* START Information supplied *

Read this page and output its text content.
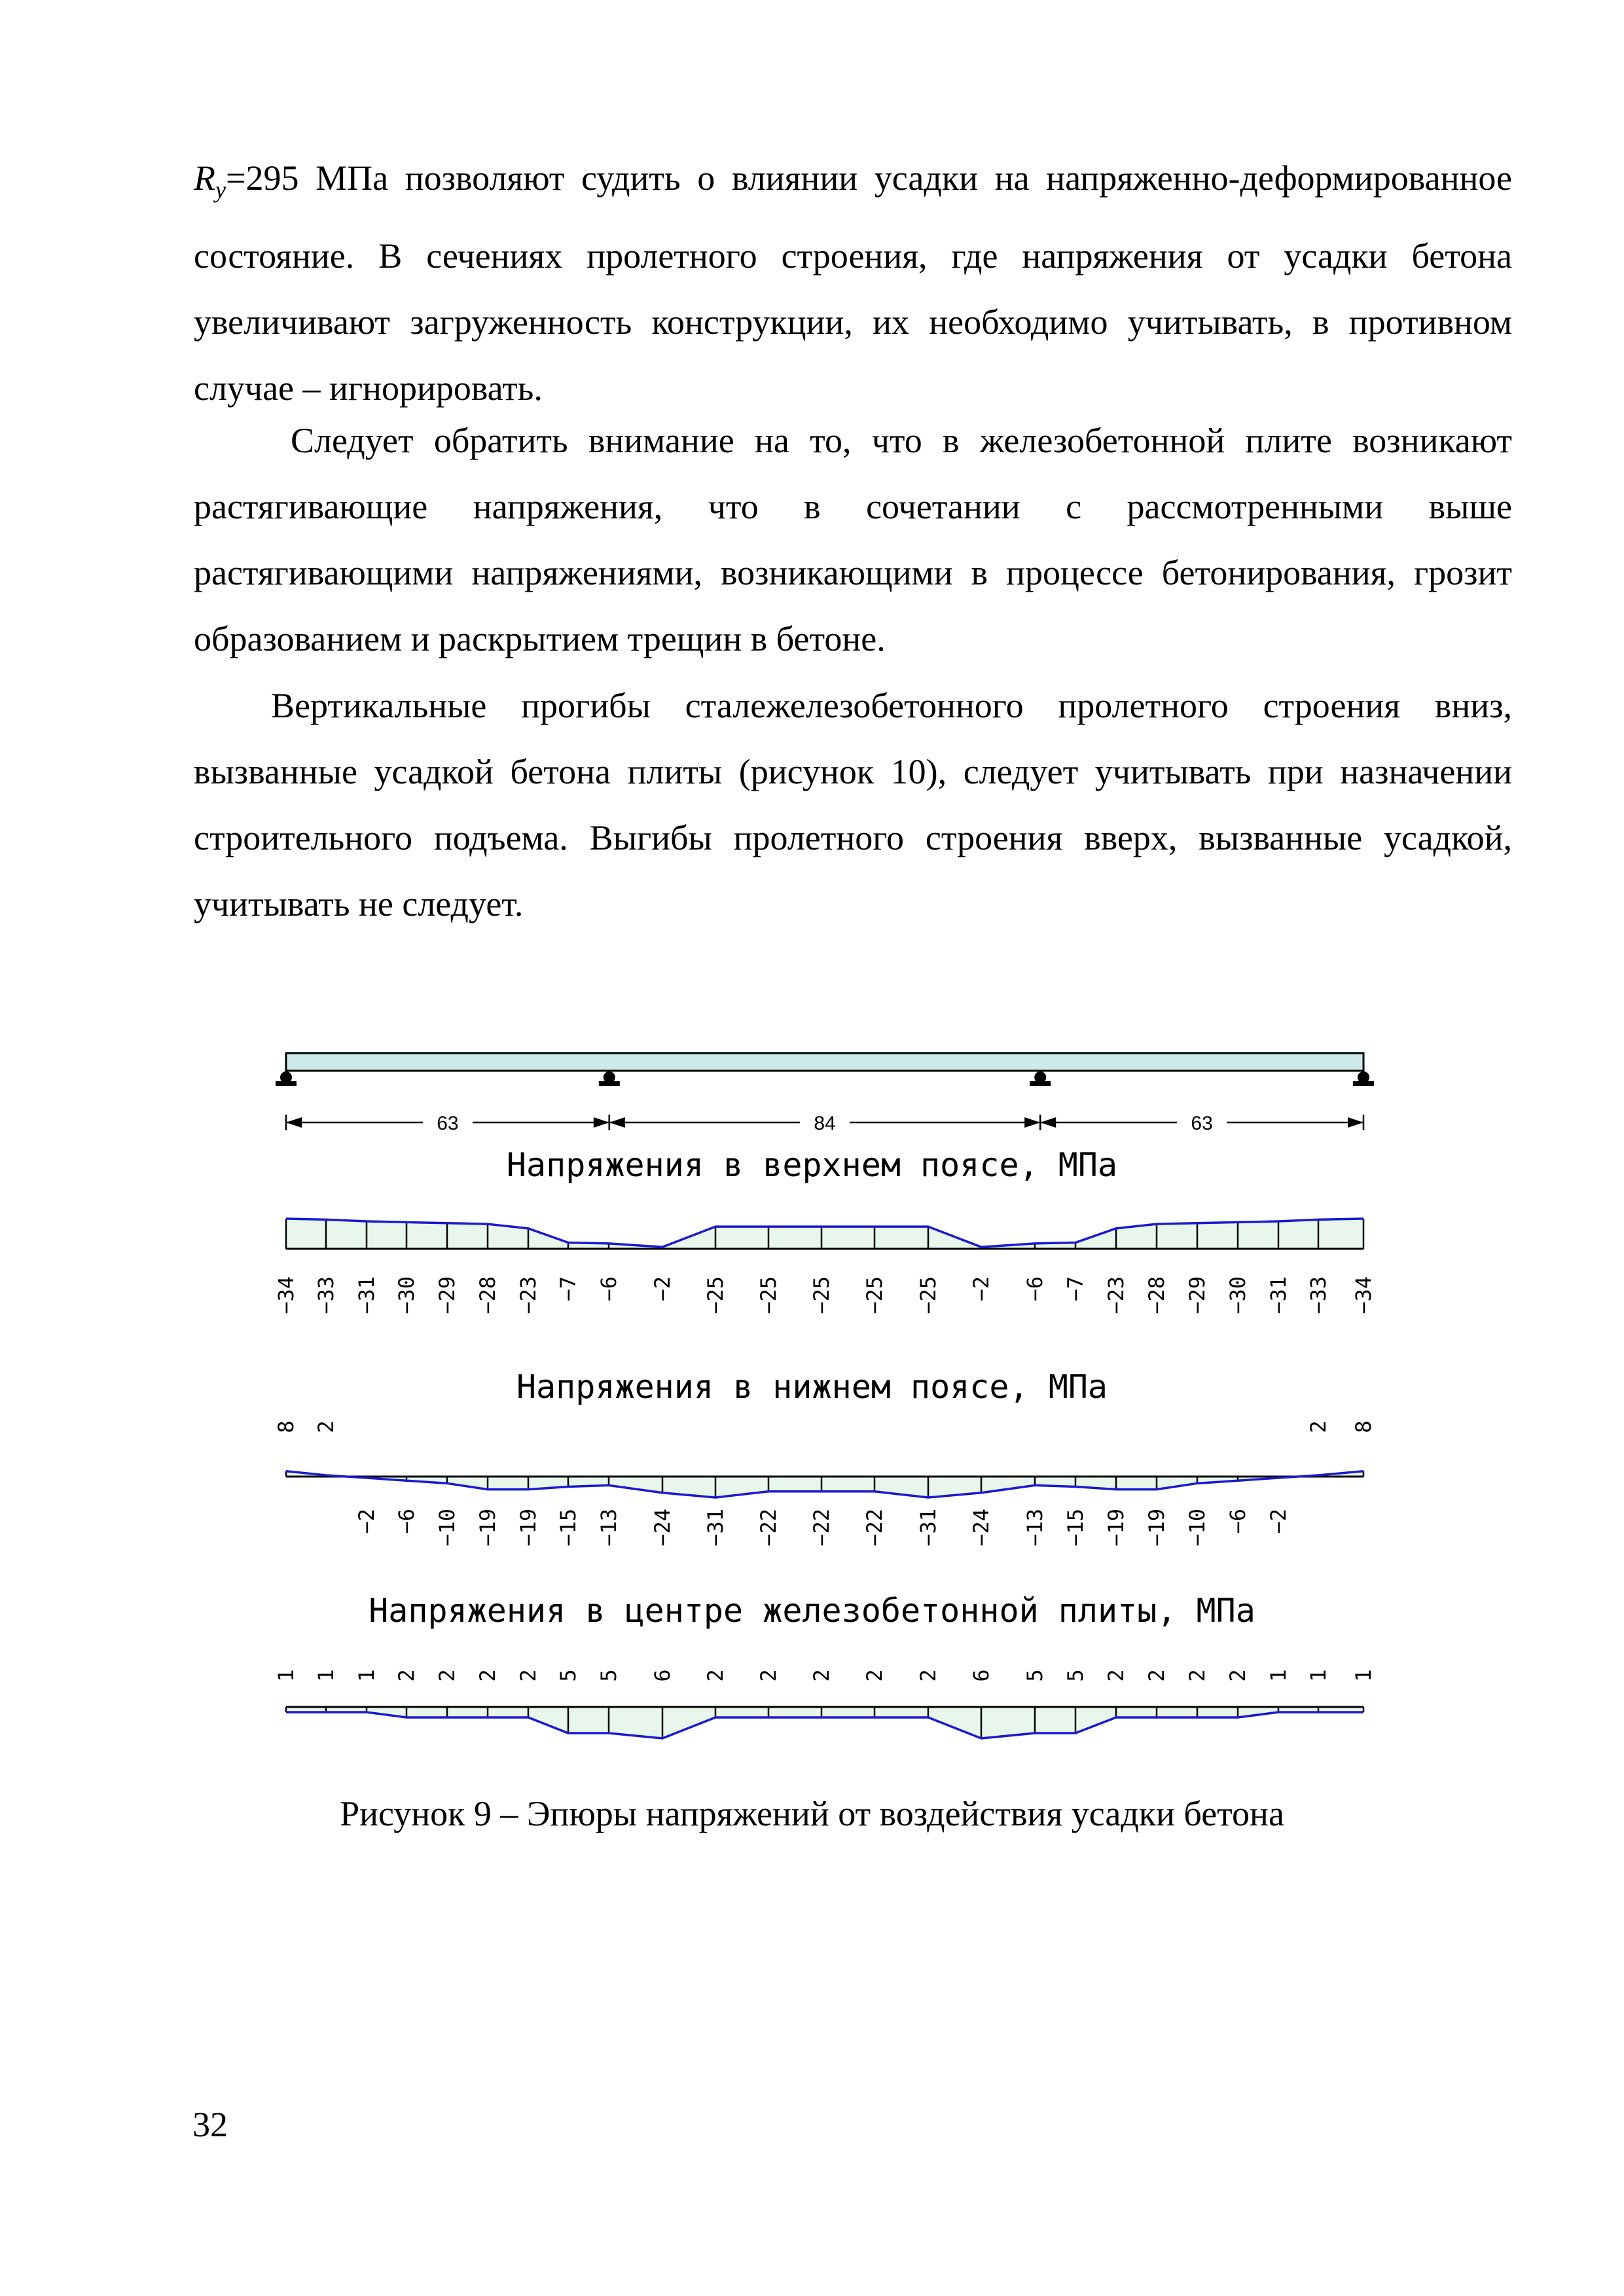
$R_y=295$ МПа позволяют судить о влиянии усадки на напряженно-деформированное состояние. В сечениях пролетного строения, где напряжения от усадки бетона увеличивают загруженность конструкции, их необходимо учитывать, в противном случае – игнорировать.

Следует обратить внимание на то, что в железобетонной плите возникают растягивающие напряжения, что в сочетании с рассмотренными выше растягивающими напряжениями, возникающими в процессе бетонирования, грозит образованием и раскрытием трещин в бетоне.

Вертикальные прогибы сталежелезобетонного пролетного строения вниз, вызванные усадкой бетона плиты (рисунок 10), следует учитывать при назначении строительного подъема. Выгибы пролетного строения вверх, вызванные усадкой, учитывать не следует.

63	84	63
Напряжения в верхнем поясе, МПа
−34 −33 −31 −30 −29 −28 −23 −7 −6 −2 −25 −25 −25 −25 −25 −2 −6 −7 −23 −28 −29 −30 −31 −33 −34
Напряжения в нижнем поясе, МПа
8 2
−2 −6 −10 −19 −19 −15 −13 −24 −31 −22 −22 −22 −31 −24 −13 −15 −19 −19 −10 −6 −2
2 8
Напряжения в центре железобетонной плиты, МПа
1 1 1 2 2 2 2 5 5 6 2 2 2 2 2 6 5 5 2 2 2 2 1 1 1
Рисунок 9 – Эпюры напряжений от воздействия усадки бетона
32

* END Information supplied *

Short exercise —
Restate the full listing verbatim and drop every picture.

Finished task —
Read this page and output its text content.
$R_y=295$ МПа позволяют судить о влиянии усадки на напряженно-деформированное состояние. В сечениях пролетного строения, где напряжения от усадки бетона увеличивают загруженность конструкции, их необходимо учитывать, в противном случае – игнорировать.

Следует обратить внимание на то, что в железобетонной плите возникают растягивающие напряжения, что в сочетании с рассмотренными выше растягивающими напряжениями, возникающими в процессе бетонирования, грозит образованием и раскрытием трещин в бетоне.

Вертикальные прогибы сталежелезобетонного пролетного строения вниз, вызванные усадкой бетона плиты (рисунок 10), следует учитывать при назначении строительного подъема. Выгибы пролетного строения вверх, вызванные усадкой, учитывать не следует.

63	84	63
Напряжения в верхнем поясе, МПа
−34 −33 −31 −30 −29 −28 −23 −7 −6 −2 −25 −25 −25 −25 −25 −2 −6 −7 −23 −28 −29 −30 −31 −33 −34
Напряжения в нижнем поясе, МПа
8 2
−2 −6 −10 −19 −19 −15 −13 −24 −31 −22 −22 −22 −31 −24 −13 −15 −19 −19 −10 −6 −2
2 8
Напряжения в центре железобетонной плиты, МПа
1 1 1 2 2 2 2 5 5 6 2 2 2 2 2 6 5 5 2 2 2 2 1 1 1
Рисунок 9 – Эпюры напряжений от воздействия усадки бетона
32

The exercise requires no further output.